# Exercise prompt
Gather every line holding the string "meta".
### Dataset entries
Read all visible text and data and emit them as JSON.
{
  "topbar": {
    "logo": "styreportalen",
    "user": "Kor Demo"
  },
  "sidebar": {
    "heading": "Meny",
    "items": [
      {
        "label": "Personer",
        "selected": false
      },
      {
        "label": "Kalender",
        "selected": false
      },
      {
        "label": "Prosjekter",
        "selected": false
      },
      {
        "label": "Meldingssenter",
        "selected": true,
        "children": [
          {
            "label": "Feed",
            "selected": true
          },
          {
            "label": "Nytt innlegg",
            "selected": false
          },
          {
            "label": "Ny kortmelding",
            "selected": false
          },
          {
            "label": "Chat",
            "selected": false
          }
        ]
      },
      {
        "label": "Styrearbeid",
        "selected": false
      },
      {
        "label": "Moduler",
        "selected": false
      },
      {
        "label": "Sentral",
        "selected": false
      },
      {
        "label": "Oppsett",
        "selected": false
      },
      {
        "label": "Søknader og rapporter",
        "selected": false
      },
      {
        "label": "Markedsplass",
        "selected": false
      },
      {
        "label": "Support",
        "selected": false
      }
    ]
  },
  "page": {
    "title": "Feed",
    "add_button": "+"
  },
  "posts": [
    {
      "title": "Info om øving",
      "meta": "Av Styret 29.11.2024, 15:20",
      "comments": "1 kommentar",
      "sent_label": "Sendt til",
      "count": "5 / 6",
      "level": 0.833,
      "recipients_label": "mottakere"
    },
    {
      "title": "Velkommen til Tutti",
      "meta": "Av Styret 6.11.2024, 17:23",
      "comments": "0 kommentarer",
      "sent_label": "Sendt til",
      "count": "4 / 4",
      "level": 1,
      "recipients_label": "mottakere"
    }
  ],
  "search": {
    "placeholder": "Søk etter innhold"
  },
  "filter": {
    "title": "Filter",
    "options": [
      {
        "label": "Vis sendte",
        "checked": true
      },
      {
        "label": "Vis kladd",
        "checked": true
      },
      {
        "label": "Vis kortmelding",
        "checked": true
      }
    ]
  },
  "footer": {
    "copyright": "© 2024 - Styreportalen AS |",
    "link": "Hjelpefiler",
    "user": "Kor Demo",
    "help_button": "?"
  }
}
######
# Final result
      "meta": "Av Styret 29.11.2024, 15:20",
      "meta": "Av Styret 6.11.2024, 17:23",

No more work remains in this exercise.